Passage
** start **

Father finds tsunami child after four weeks

Truck driver Mustafa Kamal had dreams that his five-year-old daughter survived the tsunami waves that smashed into Indonesia, and he spent the past four weeks searching for her in refugee camps.

Truck driver Mustafa Kamal had dreams that his five-year-old daughter survived the tsunami waves that smashed into Indonesia, and he spent the past four weeks searching for her in refugee camps.

His persistence finally paid off today.

Kamal saw his girl’s name on a list posted at the office of international aid group Save the Children.

He screamed when he saw her and cried as he fell to his knees to hug his daughter, Rina Augustina.

“By the grace of God! I knew you were alive! I knew it!” Kamal screamed as they embraced in Banda Aceh, the provincial capital of tsunami-ravaged Aceh on the northern tip of Sumatra island.

Rina grabbed her father and began crying. Between sobs, she asked where her father had been and demanded to see her mother, who is still missing.

The girl was cared for by a family she didn’t know after the St Stephen's Day tsunami separated her from her family.

“Another family looking for their son told me they saw her name on the board, so I came here,” Kamal said. “It came to me in a dream that she stayed alive.”

** end **

Data for this exercise
** start **

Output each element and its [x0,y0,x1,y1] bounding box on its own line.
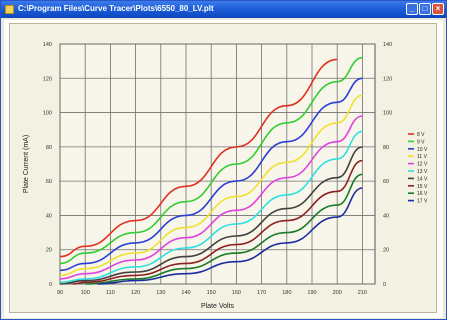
legend-label: 8 V [417,132,425,138]
y-tick-label-right: 20 [383,248,389,254]
y-tick-label: 100 [43,111,52,117]
x-axis-label: Plate Volts [201,303,235,310]
legend-label: 9 V [417,139,425,145]
y-tick-label-right: 60 [383,179,389,185]
series-line [59,146,363,285]
plate-curve-chart: 90 100 110 120 130 140 150 160 170 180 190 200 210 0 0… [23,42,428,310]
x-tick-label: 200 [333,290,342,296]
legend-label: 17 V [417,199,428,205]
legend-label: 14 V [417,176,428,182]
legend-label: 13 V [417,169,428,175]
series-line [59,94,363,277]
series-line [85,173,363,285]
maximize-button[interactable]: □ [419,3,431,15]
x-tick-label: 140 [181,290,190,296]
y-tick-label: 80 [46,145,52,151]
y-tick-label: 120 [43,76,52,82]
y-tick-label-right: 80 [383,145,389,151]
y-axis-label: Plate Current (mA) [23,135,30,193]
x-tick-label: 110 [106,290,115,296]
x-tick-label: 170 [257,290,266,296]
y-tick-label-right: 140 [383,42,392,48]
y-tick-label-right: 120 [383,76,392,82]
x-tick-label: 120 [131,290,140,296]
legend-label: 16 V [417,191,428,197]
series-line [59,115,363,280]
x-tick-label: 150 [207,290,216,296]
y-tick-label-right: 0 [383,282,386,288]
series-line [59,130,363,284]
minimize-button[interactable]: _ [406,3,418,15]
x-tick-label: 130 [156,290,165,296]
window-title: C:\Program Files\Curve Tracer\Plots\6550… [18,4,214,13]
series-line [72,159,363,285]
x-tick-label: 90 [57,290,63,296]
title-bar[interactable]: C:\Program Files\Curve Tracer\Plots\6550… [1,1,446,18]
legend-label: 12 V [417,162,428,168]
series-line [97,187,363,285]
x-tick-label: 210 [358,290,367,296]
app-icon[interactable] [5,5,14,14]
y-tick-label: 40 [46,213,52,219]
x-tick-label: 160 [232,290,241,296]
legend-label: 11 V [417,154,428,160]
y-tick-label-right: 40 [383,213,389,219]
x-tick-label: 100 [81,290,90,296]
series-line [59,77,363,272]
plot-area [59,43,376,285]
y-tick-label: 60 [46,179,52,185]
legend-label: 15 V [417,184,428,190]
series-line [59,58,338,258]
x-tick-label: 190 [307,290,316,296]
y-tick-label: 140 [43,42,52,48]
legend-label: 10 V [417,147,428,153]
y-tick-label-right: 100 [383,111,392,117]
plot-panel: 90 100 110 120 130 140 150 160 170 180 190 200 210 0 0… [9,23,437,313]
close-button[interactable]: × [432,3,444,15]
y-tick-label: 20 [46,248,52,254]
series-line [59,56,363,265]
x-tick-label: 180 [282,290,291,296]
y-tick-label: 0 [49,282,52,288]
client-area: 90 100 110 120 130 140 150 160 170 180 190 200 210 0 0… [4,20,443,318]
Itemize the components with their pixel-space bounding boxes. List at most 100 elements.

** end **

Set exercise 1
Lay out the part of the listing that opens with the line containing "legend-label: 8 V [417,132,425,138]" and closes with the line containing "legend-label: 14 V [417,176,428,182]" as a Markdown table. Use the columns Number and Entry, and leave out any blank lines.
Set exercise 2
Continue the tsunami reunion story from the point where it stops.

Right answer 1
| Number | Entry |
|---|---|
| 1 | legend-label: 8 V [417,132,425,138] |
| 2 | y-tick-label-right: 20 [383,248,389,254] |
| 3 | y-tick-label: 100 [43,111,52,117] |
| 4 | x-axis-label: Plate Volts [201,303,235,310] |
| 5 | legend-label: 9 V [417,139,425,145] |
| 6 | y-tick-label-right: 60 [383,179,389,185] |
| 7 | series-line [59,146,363,285] |
| 8 | plate-curve-chart: 90 100 110 120 130 140 150 160 170 180 190 200 210 0 0… [23,42,428,310] |
| 9 | x-tick-label: 200 [333,290,342,296] |
| 10 | legend-label: 17 V [417,199,428,205] |
| 11 | legend-label: 14 V [417,176,428,182] |

Right answer 2
The girl was the first to be reunited with her family under a Save the Children programme that compiles lists of children’s names and asks radio stations to broadcast the information, said the group’s spokeswoman, Eileen Burke.

The local newspaper Serambi has also played a role in reuniting families. One advert in the paper shows five-year-old Sherina Azahra with a teddy bear and describes her as wearing Mickey Mouse earrings and a gold chain emblazoned with the letter S when she went missing in Aceh.

Another depicts two missing brothers – Satria Mulia and Muhammad Farhan – in traditional Islamic robes with a phone number to call below their pictures.

“We thought the newspaper was our best option. Our last remaining resources are put in here,” said Sri Muryani, mother of the two boys. “We have not put their photo anywhere else, but we have been to camps looking for them. No one has told us where to go.”

Over the radio, broadcasters read out names of children living in camps across Aceh’s capital.

All over the city, posters of the missing are displayed on street lamps, refugee settlement areas, offices of various organisations and the government’s central information centre.

While Unicef and Save The Children have been busy gathering information about children in refugee camps, local officials have also started a Lost Children’s Operation.

That initiative initially involved posters that list the child’s full name, address, age and parents, something international groups warn could possibly lead to kidnapping and child trafficking.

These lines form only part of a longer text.